- Written exercise: Find how many lines in the material hold the word "entering", then state that number and nothing more.

[Dataset records]
# # # #

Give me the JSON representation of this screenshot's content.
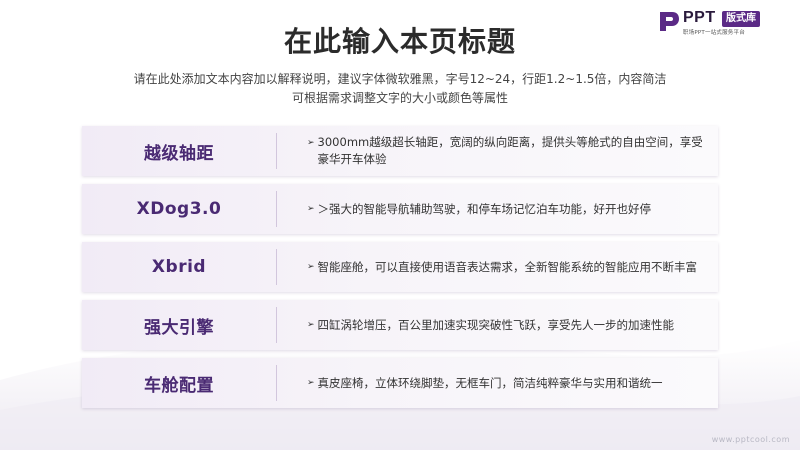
{
  "logo": {
    "brand": "PPT",
    "badge": "版式库",
    "tagline": "职场PPT一站式服务平台",
    "brand_color": "#5b2a86"
  },
  "title": "在此输入本页标题",
  "subtitle": {
    "line1": "请在此处添加文本内容加以解释说明，建议字体微软雅黑，字号12~24，行距1.2~1.5倍，内容简洁",
    "line2": "可根据需求调整文字的大小或颜色等属性"
  },
  "rows": [
    {
      "label": "越级轴距",
      "description": "3000mm越级超长轴距，宽阔的纵向距离，提供头等舱式的自由空间，享受豪华开车体验"
    },
    {
      "label": "XDog3.0",
      "description": "＞强大的智能导航辅助驾驶，和停车场记忆泊车功能，好开也好停"
    },
    {
      "label": "Xbrid",
      "description": "智能座舱，可以直接使用语音表达需求，全新智能系统的智能应用不断丰富"
    },
    {
      "label": "强大引擎",
      "description": "四缸涡轮增压，百公里加速实现突破性飞跃，享受先人一步的加速性能"
    },
    {
      "label": "车舱配置",
      "description": "真皮座椅，立体环绕脚垫，无框车门，简洁纯粹豪华与实用和谐统一"
    }
  ],
  "bullet_icon": "arrow-bullet-icon",
  "footer": {
    "url": "www.pptcool.com"
  },
  "colors": {
    "label": "#4a2a73",
    "row_bg": "#f1ebf6"
  }
}
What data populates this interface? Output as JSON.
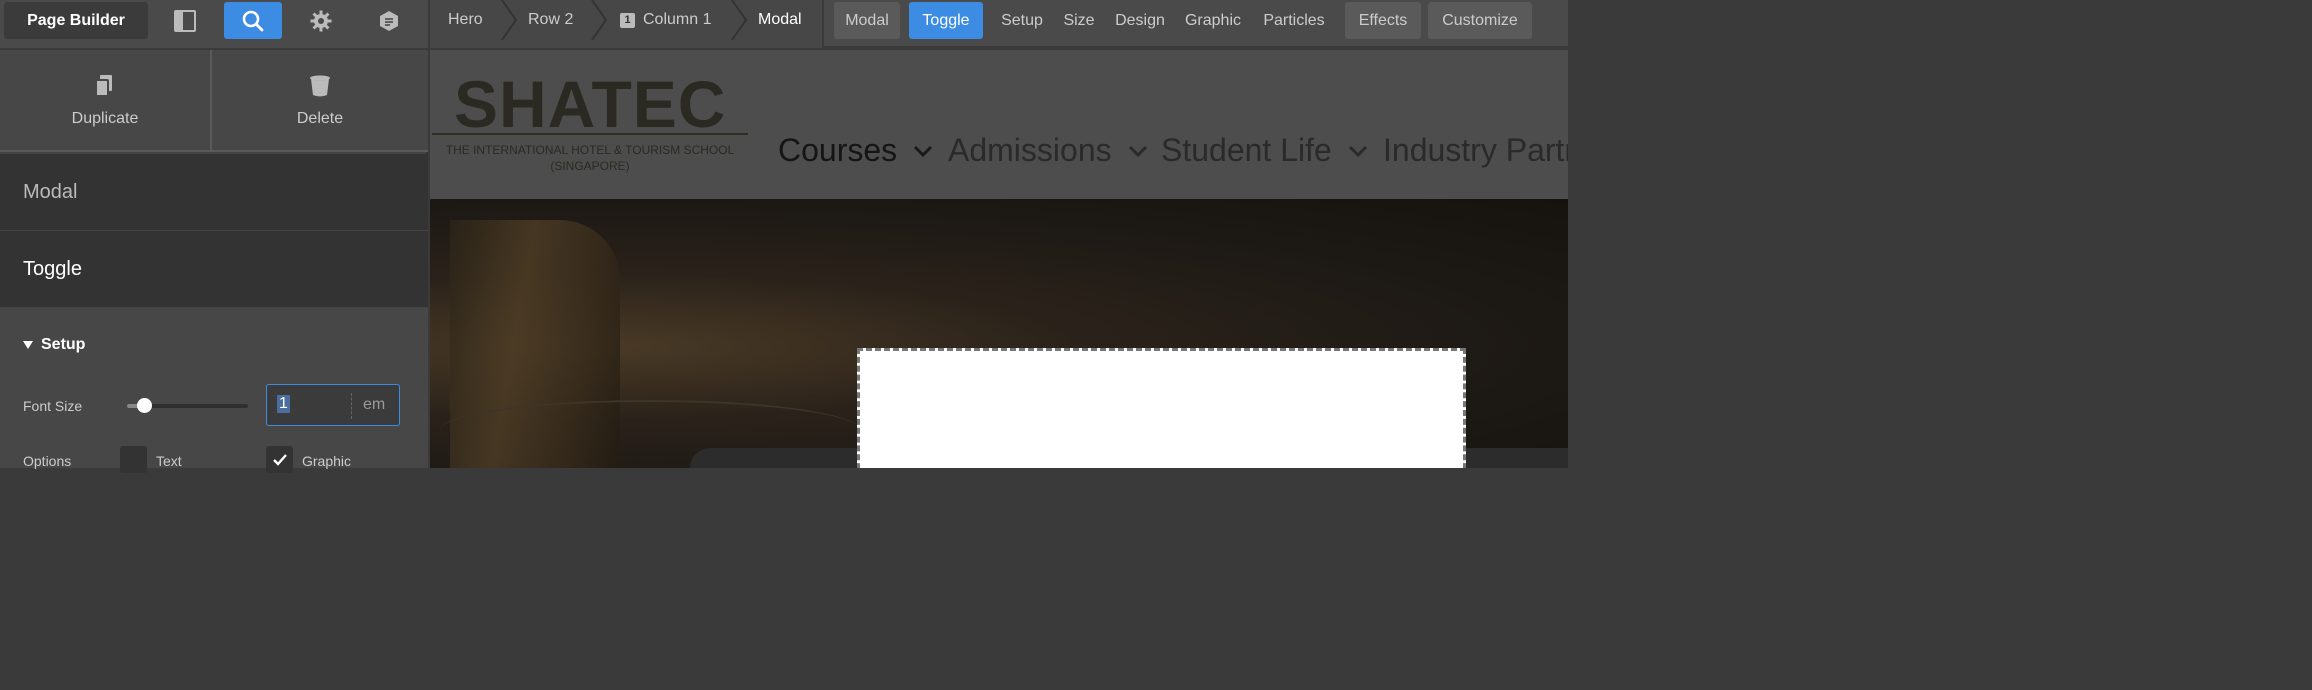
{
  "topbar": {
    "app_title": "Page Builder",
    "icons": [
      "layout-panel-icon",
      "search-icon",
      "gear-icon",
      "notes-icon"
    ]
  },
  "breadcrumbs": [
    {
      "label": "Hero"
    },
    {
      "label": "Row 2"
    },
    {
      "label": "Column 1",
      "badge": "1"
    },
    {
      "label": "Modal"
    }
  ],
  "tabs": [
    "Modal",
    "Toggle",
    "Setup",
    "Size",
    "Design",
    "Graphic",
    "Particles",
    "Effects",
    "Customize"
  ],
  "actions": {
    "duplicate": "Duplicate",
    "delete": "Delete"
  },
  "panel": {
    "modal": "Modal",
    "toggle": "Toggle",
    "setup_title": "Setup",
    "font_size_label": "Font Size",
    "font_size_value": "1",
    "font_size_unit": "em",
    "font_size_slider_fraction": 0.14,
    "options_label": "Options",
    "option_text": "Text",
    "option_graphic": "Graphic",
    "option_text_checked": false,
    "option_graphic_checked": true
  },
  "site": {
    "logo": "SHATEC",
    "logo_sub_line1": "THE INTERNATIONAL HOTEL & TOURISM SCHOOL",
    "logo_sub_line2": "(SINGAPORE)",
    "nav": [
      "Courses",
      "Admissions",
      "Student Life",
      "Industry Partn"
    ]
  },
  "colors": {
    "accent": "#3d8ce3",
    "topbar": "#4a4a4a",
    "panel": "#444444"
  }
}
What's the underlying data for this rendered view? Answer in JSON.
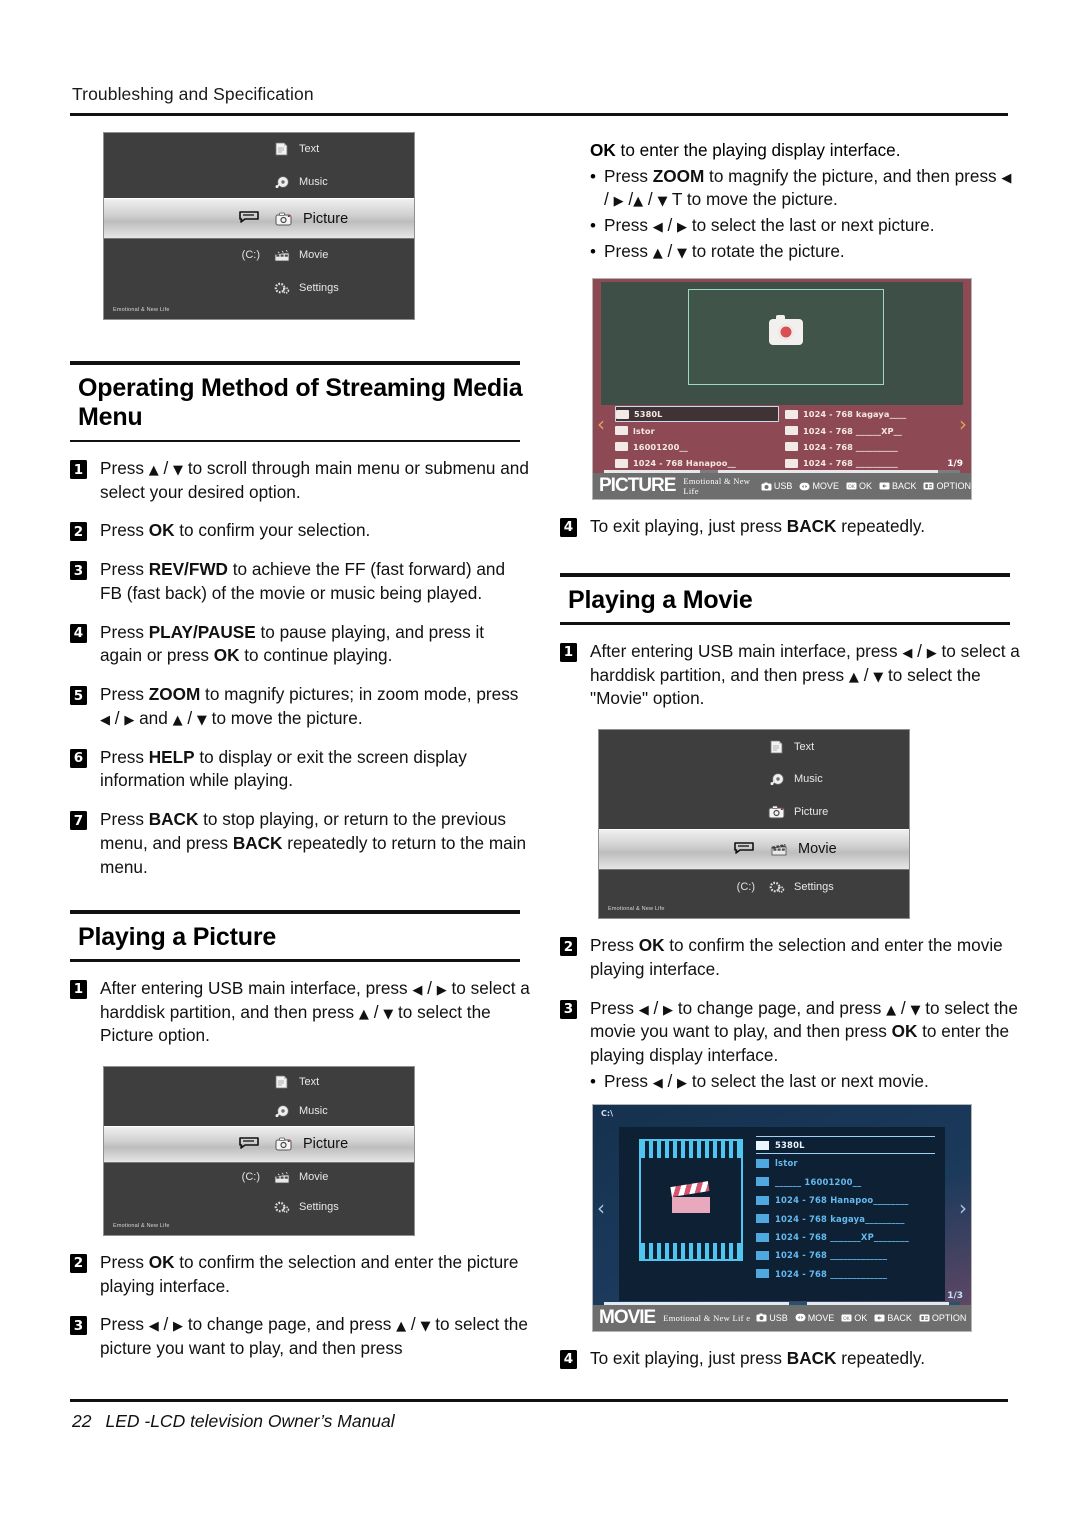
{
  "page": {
    "running_head": "Troubleshing and Specification",
    "footer_page_number": "22",
    "footer_text": "LED -LCD television Owner’s Manual"
  },
  "sections": {
    "operating_method": {
      "title": "Operating Method of Streaming Media Menu",
      "steps": [
        {
          "num": "1",
          "html": "Press <span class=\"arw\">▲</span> / <span class=\"arw\">▼</span>  to scroll through main menu or submenu and select your desired option."
        },
        {
          "num": "2",
          "html": "Press <b>OK</b> to confirm your selection."
        },
        {
          "num": "3",
          "html": "Press <b>REV/FWD</b> to achieve the FF (fast forward) and FB (fast back) of the movie or music being played."
        },
        {
          "num": "4",
          "html": "Press <b>PLAY/PAUSE</b> to pause playing, and press it again or press <b>OK</b> to continue playing."
        },
        {
          "num": "5",
          "html": "Press <b>ZOOM</b> to magnify pictures; in zoom mode, press  <span class=\"arw\">◀</span> / <span class=\"arw\">▶</span>  and <span class=\"arw\">▲</span> / <span class=\"arw\">▼</span>  to move the picture."
        },
        {
          "num": "6",
          "html": "Press <b>HELP</b> to display or exit the screen display information while playing."
        },
        {
          "num": "7",
          "html": "Press <b>BACK</b> to stop playing, or return to the previous menu, and press <b>BACK</b> repeatedly to return to the main menu."
        }
      ]
    },
    "playing_a_picture": {
      "title": "Playing a Picture",
      "steps": [
        {
          "num": "1",
          "html": "After entering USB main interface, press  <span class=\"arw\">◀</span> / <span class=\"arw\">▶</span>  to select a harddisk partition, and then press <span class=\"arw\">▲</span> / <span class=\"arw\">▼</span>  to select the Picture option."
        },
        {
          "num": "2",
          "html": "Press <b>OK</b> to confirm the selection and enter the picture playing interface."
        },
        {
          "num": "3",
          "html": "Press  <span class=\"arw\">◀</span> / <span class=\"arw\">▶</span>  to change page, and press <span class=\"arw\">▲</span> / <span class=\"arw\">▼</span>  to select the picture you want to play, and then press"
        }
      ],
      "continuation": "<b>OK</b> to enter the playing display interface.",
      "bullets": [
        "Press <b>ZOOM</b> to magnify the picture, and then press <span class=\"arw\">◀</span> / <span class=\"arw\">▶</span> /<span class=\"arw\">▲</span> / <span class=\"arw\">▼</span>  T to move the picture.",
        "Press  <span class=\"arw\">◀</span> / <span class=\"arw\">▶</span>  to select the last or next picture.",
        "Press <span class=\"arw\">▲</span> / <span class=\"arw\">▼</span>  to rotate the picture."
      ],
      "final_step": {
        "num": "4",
        "html": "To exit playing, just press <b>BACK</b> repeatedly."
      }
    },
    "playing_a_movie": {
      "title": "Playing a Movie",
      "steps": [
        {
          "num": "1",
          "html": "After entering USB main interface, press  <span class=\"arw\">◀</span> / <span class=\"arw\">▶</span>  to select a harddisk partition, and then press <span class=\"arw\">▲</span> / <span class=\"arw\">▼</span>  to select the \"Movie\" option."
        },
        {
          "num": "2",
          "html": "Press <b>OK</b> to confirm the selection and enter the movie playing interface."
        },
        {
          "num": "3",
          "html": "Press  <span class=\"arw\">◀</span> / <span class=\"arw\">▶</span>  to change page, and press <span class=\"arw\">▲</span> / <span class=\"arw\">▼</span>  to select the movie you want to play, and then press <b>OK</b> to enter the playing display interface."
        }
      ],
      "bullets": [
        "Press  <span class=\"arw\">◀</span> / <span class=\"arw\">▶</span>  to select the last or next movie."
      ],
      "final_step": {
        "num": "4",
        "html": "To exit playing, just press <b>BACK</b> repeatedly."
      }
    }
  },
  "tv_menu": {
    "items": [
      "Text",
      "Music",
      "Picture",
      "Movie",
      "Settings"
    ],
    "drive_label": "(C:)",
    "brand": "Emotional & New Life",
    "selected_picture": "Picture",
    "selected_movie": "Movie"
  },
  "picture_browser": {
    "mode_label": "PICTURE",
    "brand": "Emotional & New Life",
    "preview_caption": "5380L",
    "page_indicator": "1/9",
    "left_files": [
      "5380L",
      "lstor",
      "16001200__",
      "1024 - 768  Hanapoo__"
    ],
    "right_files": [
      "1024 - 768  kagaya____",
      "1024 - 768  ______XP__",
      "1024 - 768  __________",
      "1024 - 768  __________"
    ],
    "hints": [
      "USB",
      "MOVE",
      "OK",
      "BACK",
      "OPTION"
    ]
  },
  "movie_browser": {
    "mode_label": "MOVIE",
    "brand": "Emotional & New Lif e",
    "drive_tag": "C:\\",
    "page_indicator": "1/3",
    "files": [
      "5380L",
      "lstor",
      "______    16001200__",
      "1024 - 768  Hanapoo________",
      "1024 - 768  kagaya_________",
      "1024 - 768  _______XP________",
      "1024 - 768  _____________",
      "1024 - 768  _____________"
    ],
    "hints": [
      "USB",
      "MOVE",
      "OK",
      "BACK",
      "OPTION"
    ]
  }
}
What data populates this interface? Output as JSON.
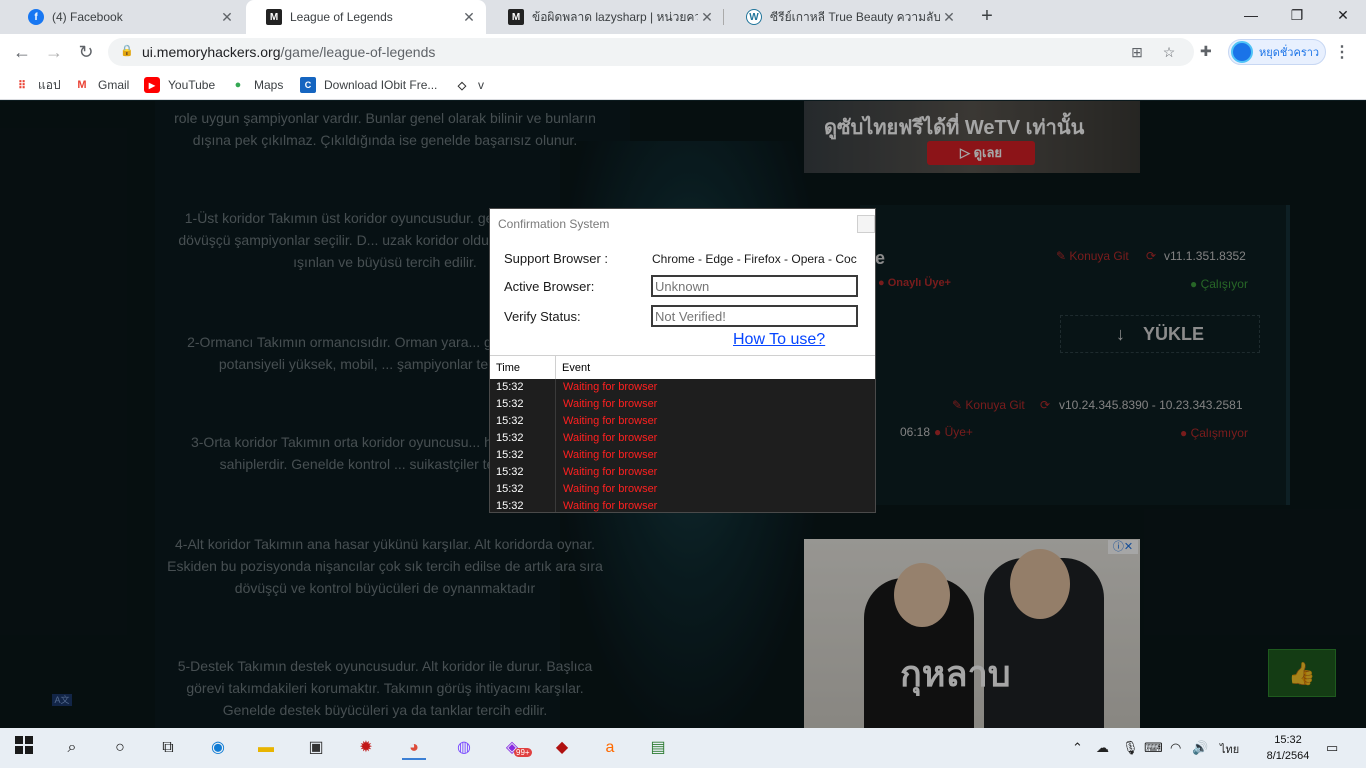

# # # #

- Written answer: 2